▶ _EXERCISE GOAL_:
What you return should match every record exactly, with the images removed.

Records excerpted from a collection:
----

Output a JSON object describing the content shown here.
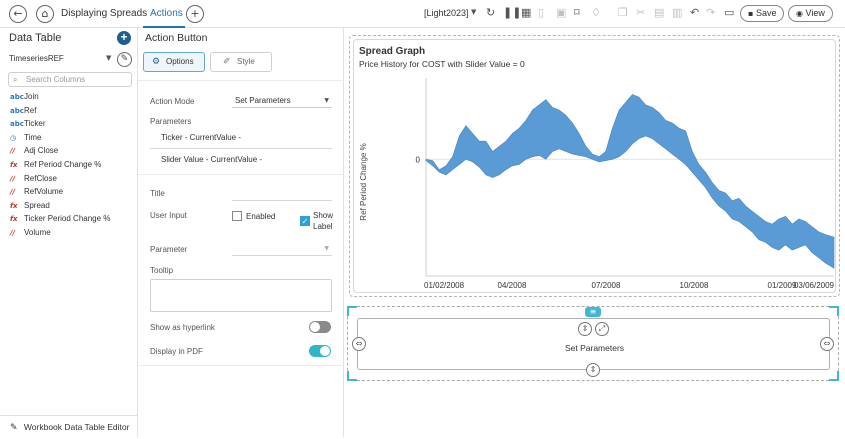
{
  "topbar": {
    "breadcrumb": "Displaying Spreads",
    "active_tab": "Actions",
    "theme_selector": "[Light2023]",
    "save_label": "Save",
    "view_label": "View"
  },
  "left_panel": {
    "title": "Data Table",
    "data_source": "TimeseriesREF",
    "search_placeholder": "Search Columns",
    "columns": [
      {
        "type": "abc",
        "name": "Join"
      },
      {
        "type": "abc",
        "name": "Ref"
      },
      {
        "type": "abc",
        "name": "Ticker"
      },
      {
        "type": "time",
        "name": "Time"
      },
      {
        "type": "num",
        "name": "Adj Close"
      },
      {
        "type": "fx",
        "name": "Ref Period Change %"
      },
      {
        "type": "num",
        "name": "RefClose"
      },
      {
        "type": "num",
        "name": "RefVolume"
      },
      {
        "type": "fx",
        "name": "Spread"
      },
      {
        "type": "fx",
        "name": "Ticker Period Change %"
      },
      {
        "type": "num",
        "name": "Volume"
      }
    ],
    "footer": "Workbook Data Table Editor"
  },
  "mid_panel": {
    "title": "Action Button",
    "options_label": "Options",
    "style_label": "Style",
    "action_mode_label": "Action Mode",
    "action_mode_value": "Set Parameters",
    "parameters_label": "Parameters",
    "param_1": "Ticker - CurrentValue -",
    "param_2": "Slider Value - CurrentValue -",
    "title_label": "Title",
    "user_input_label": "User Input",
    "enabled_label": "Enabled",
    "show_label_1": "Show",
    "show_label_2": "Label",
    "parameter_label": "Parameter",
    "tooltip_label": "Tooltip",
    "hyperlink_label": "Show as hyperlink",
    "pdf_label": "Display in PDF",
    "hyperlink_on": false,
    "pdf_on": true
  },
  "right_panel": {
    "chart_title": "Spread Graph",
    "chart_subtitle": "Price History for COST with Slider Value = 0",
    "button_label": "Set Parameters"
  },
  "chart_data": {
    "type": "area",
    "title": "Spread Graph",
    "subtitle": "Price History for COST with Slider Value = 0",
    "ylabel": "Ref Period Change %",
    "y_tick_labels": [
      "0"
    ],
    "x_tick_labels": [
      "01/02/2008",
      "04/2008",
      "07/2008",
      "10/2008",
      "01/2009",
      "03/06/2009"
    ],
    "x_range": [
      "2008-01-02",
      "2009-03-06"
    ],
    "series": [
      {
        "role": "positive",
        "color": "#5b9bd5"
      },
      {
        "role": "negative",
        "color": "#e0534a"
      }
    ],
    "points": [
      [
        "2008-01-02",
        -0.01,
        0.0
      ],
      [
        "2008-01-09",
        -0.05,
        -0.01
      ],
      [
        "2008-01-16",
        -0.1,
        -0.08
      ],
      [
        "2008-01-23",
        -0.12,
        -0.05
      ],
      [
        "2008-01-30",
        -0.08,
        0.02
      ],
      [
        "2008-02-06",
        -0.04,
        0.18
      ],
      [
        "2008-02-13",
        0.0,
        0.26
      ],
      [
        "2008-02-20",
        -0.02,
        0.2
      ],
      [
        "2008-02-27",
        -0.06,
        0.14
      ],
      [
        "2008-03-05",
        -0.12,
        0.14
      ],
      [
        "2008-03-12",
        -0.14,
        0.06
      ],
      [
        "2008-03-19",
        -0.12,
        0.1
      ],
      [
        "2008-03-26",
        -0.08,
        0.14
      ],
      [
        "2008-04-02",
        -0.05,
        0.2
      ],
      [
        "2008-04-09",
        -0.04,
        0.24
      ],
      [
        "2008-04-16",
        0.0,
        0.3
      ],
      [
        "2008-04-23",
        0.02,
        0.38
      ],
      [
        "2008-04-30",
        0.03,
        0.42
      ],
      [
        "2008-05-07",
        0.0,
        0.46
      ],
      [
        "2008-05-14",
        0.06,
        0.4
      ],
      [
        "2008-05-21",
        0.08,
        0.38
      ],
      [
        "2008-05-28",
        0.06,
        0.34
      ],
      [
        "2008-06-04",
        0.04,
        0.28
      ],
      [
        "2008-06-11",
        0.03,
        0.2
      ],
      [
        "2008-06-18",
        0.02,
        0.1
      ],
      [
        "2008-06-25",
        0.0,
        0.04
      ],
      [
        "2008-07-02",
        -0.02,
        0.02
      ],
      [
        "2008-07-09",
        -0.01,
        0.06
      ],
      [
        "2008-07-16",
        0.0,
        0.24
      ],
      [
        "2008-07-23",
        0.02,
        0.38
      ],
      [
        "2008-07-30",
        0.06,
        0.44
      ],
      [
        "2008-08-06",
        0.12,
        0.5
      ],
      [
        "2008-08-13",
        0.16,
        0.48
      ],
      [
        "2008-08-20",
        0.18,
        0.42
      ],
      [
        "2008-08-27",
        0.16,
        0.4
      ],
      [
        "2008-09-03",
        0.12,
        0.36
      ],
      [
        "2008-09-10",
        0.08,
        0.3
      ],
      [
        "2008-09-17",
        0.04,
        0.28
      ],
      [
        "2008-09-24",
        0.0,
        0.24
      ],
      [
        "2008-10-01",
        -0.04,
        0.22
      ],
      [
        "2008-10-08",
        -0.1,
        0.06
      ],
      [
        "2008-10-15",
        -0.16,
        -0.04
      ],
      [
        "2008-10-22",
        -0.22,
        -0.1
      ],
      [
        "2008-10-29",
        -0.3,
        -0.18
      ],
      [
        "2008-11-05",
        -0.36,
        -0.24
      ],
      [
        "2008-11-12",
        -0.4,
        -0.26
      ],
      [
        "2008-11-19",
        -0.46,
        -0.32
      ],
      [
        "2008-11-26",
        -0.48,
        -0.3
      ],
      [
        "2008-12-03",
        -0.52,
        -0.36
      ],
      [
        "2008-12-10",
        -0.56,
        -0.4
      ],
      [
        "2008-12-17",
        -0.62,
        -0.44
      ],
      [
        "2008-12-24",
        -0.64,
        -0.48
      ],
      [
        "2008-12-31",
        -0.68,
        -0.5
      ],
      [
        "2009-01-07",
        -0.7,
        -0.46
      ],
      [
        "2009-01-14",
        -0.66,
        -0.44
      ],
      [
        "2009-01-21",
        -0.7,
        -0.5
      ],
      [
        "2009-01-28",
        -0.68,
        -0.46
      ],
      [
        "2009-02-04",
        -0.66,
        -0.48
      ],
      [
        "2009-02-11",
        -0.72,
        -0.52
      ],
      [
        "2009-02-18",
        -0.76,
        -0.56
      ],
      [
        "2009-02-25",
        -0.8,
        -0.58
      ],
      [
        "2009-03-06",
        -0.84,
        -0.6
      ]
    ]
  }
}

----

▶ _FINAL RESULT_:
Output a JSON object describing the content shown here.
{
  "topbar": {
    "breadcrumb": "Displaying Spreads",
    "active_tab": "Actions",
    "theme_selector": "[Light2023]",
    "save_label": "Save",
    "view_label": "View"
  },
  "left_panel": {
    "title": "Data Table",
    "data_source": "TimeseriesREF",
    "search_placeholder": "Search Columns",
    "columns": [
      {
        "type": "abc",
        "name": "Join"
      },
      {
        "type": "abc",
        "name": "Ref"
      },
      {
        "type": "abc",
        "name": "Ticker"
      },
      {
        "type": "time",
        "name": "Time"
      },
      {
        "type": "num",
        "name": "Adj Close"
      },
      {
        "type": "fx",
        "name": "Ref Period Change %"
      },
      {
        "type": "num",
        "name": "RefClose"
      },
      {
        "type": "num",
        "name": "RefVolume"
      },
      {
        "type": "fx",
        "name": "Spread"
      },
      {
        "type": "fx",
        "name": "Ticker Period Change %"
      },
      {
        "type": "num",
        "name": "Volume"
      }
    ],
    "footer": "Workbook Data Table Editor"
  },
  "mid_panel": {
    "title": "Action Button",
    "options_label": "Options",
    "style_label": "Style",
    "action_mode_label": "Action Mode",
    "action_mode_value": "Set Parameters",
    "parameters_label": "Parameters",
    "param_1": "Ticker - CurrentValue -",
    "param_2": "Slider Value - CurrentValue -",
    "title_label": "Title",
    "user_input_label": "User Input",
    "enabled_label": "Enabled",
    "show_label_1": "Show",
    "show_label_2": "Label",
    "parameter_label": "Parameter",
    "tooltip_label": "Tooltip",
    "hyperlink_label": "Show as hyperlink",
    "pdf_label": "Display in PDF",
    "hyperlink_on": false,
    "pdf_on": true
  },
  "right_panel": {
    "chart_title": "Spread Graph",
    "chart_subtitle": "Price History for COST with Slider Value = 0",
    "button_label": "Set Parameters"
  },
  "chart_data": {
    "type": "area",
    "title": "Spread Graph",
    "subtitle": "Price History for COST with Slider Value = 0",
    "ylabel": "Ref Period Change %",
    "y_tick_labels": [
      "0"
    ],
    "x_tick_labels": [
      "01/02/2008",
      "04/2008",
      "07/2008",
      "10/2008",
      "01/2009",
      "03/06/2009"
    ],
    "x_range": [
      "2008-01-02",
      "2009-03-06"
    ],
    "series": [
      {
        "role": "positive",
        "color": "#5b9bd5"
      },
      {
        "role": "negative",
        "color": "#e0534a"
      }
    ],
    "points": [
      [
        "2008-01-02",
        -0.01,
        0.0
      ],
      [
        "2008-01-09",
        -0.05,
        -0.01
      ],
      [
        "2008-01-16",
        -0.1,
        -0.08
      ],
      [
        "2008-01-23",
        -0.12,
        -0.05
      ],
      [
        "2008-01-30",
        -0.08,
        0.02
      ],
      [
        "2008-02-06",
        -0.04,
        0.18
      ],
      [
        "2008-02-13",
        0.0,
        0.26
      ],
      [
        "2008-02-20",
        -0.02,
        0.2
      ],
      [
        "2008-02-27",
        -0.06,
        0.14
      ],
      [
        "2008-03-05",
        -0.12,
        0.14
      ],
      [
        "2008-03-12",
        -0.14,
        0.06
      ],
      [
        "2008-03-19",
        -0.12,
        0.1
      ],
      [
        "2008-03-26",
        -0.08,
        0.14
      ],
      [
        "2008-04-02",
        -0.05,
        0.2
      ],
      [
        "2008-04-09",
        -0.04,
        0.24
      ],
      [
        "2008-04-16",
        0.0,
        0.3
      ],
      [
        "2008-04-23",
        0.02,
        0.38
      ],
      [
        "2008-04-30",
        0.03,
        0.42
      ],
      [
        "2008-05-07",
        0.0,
        0.46
      ],
      [
        "2008-05-14",
        0.06,
        0.4
      ],
      [
        "2008-05-21",
        0.08,
        0.38
      ],
      [
        "2008-05-28",
        0.06,
        0.34
      ],
      [
        "2008-06-04",
        0.04,
        0.28
      ],
      [
        "2008-06-11",
        0.03,
        0.2
      ],
      [
        "2008-06-18",
        0.02,
        0.1
      ],
      [
        "2008-06-25",
        0.0,
        0.04
      ],
      [
        "2008-07-02",
        -0.02,
        0.02
      ],
      [
        "2008-07-09",
        -0.01,
        0.06
      ],
      [
        "2008-07-16",
        0.0,
        0.24
      ],
      [
        "2008-07-23",
        0.02,
        0.38
      ],
      [
        "2008-07-30",
        0.06,
        0.44
      ],
      [
        "2008-08-06",
        0.12,
        0.5
      ],
      [
        "2008-08-13",
        0.16,
        0.48
      ],
      [
        "2008-08-20",
        0.18,
        0.42
      ],
      [
        "2008-08-27",
        0.16,
        0.4
      ],
      [
        "2008-09-03",
        0.12,
        0.36
      ],
      [
        "2008-09-10",
        0.08,
        0.3
      ],
      [
        "2008-09-17",
        0.04,
        0.28
      ],
      [
        "2008-09-24",
        0.0,
        0.24
      ],
      [
        "2008-10-01",
        -0.04,
        0.22
      ],
      [
        "2008-10-08",
        -0.1,
        0.06
      ],
      [
        "2008-10-15",
        -0.16,
        -0.04
      ],
      [
        "2008-10-22",
        -0.22,
        -0.1
      ],
      [
        "2008-10-29",
        -0.3,
        -0.18
      ],
      [
        "2008-11-05",
        -0.36,
        -0.24
      ],
      [
        "2008-11-12",
        -0.4,
        -0.26
      ],
      [
        "2008-11-19",
        -0.46,
        -0.32
      ],
      [
        "2008-11-26",
        -0.48,
        -0.3
      ],
      [
        "2008-12-03",
        -0.52,
        -0.36
      ],
      [
        "2008-12-10",
        -0.56,
        -0.4
      ],
      [
        "2008-12-17",
        -0.62,
        -0.44
      ],
      [
        "2008-12-24",
        -0.64,
        -0.48
      ],
      [
        "2008-12-31",
        -0.68,
        -0.5
      ],
      [
        "2009-01-07",
        -0.7,
        -0.46
      ],
      [
        "2009-01-14",
        -0.66,
        -0.44
      ],
      [
        "2009-01-21",
        -0.7,
        -0.5
      ],
      [
        "2009-01-28",
        -0.68,
        -0.46
      ],
      [
        "2009-02-04",
        -0.66,
        -0.48
      ],
      [
        "2009-02-11",
        -0.72,
        -0.52
      ],
      [
        "2009-02-18",
        -0.76,
        -0.56
      ],
      [
        "2009-02-25",
        -0.8,
        -0.58
      ],
      [
        "2009-03-06",
        -0.84,
        -0.6
      ]
    ]
  }
}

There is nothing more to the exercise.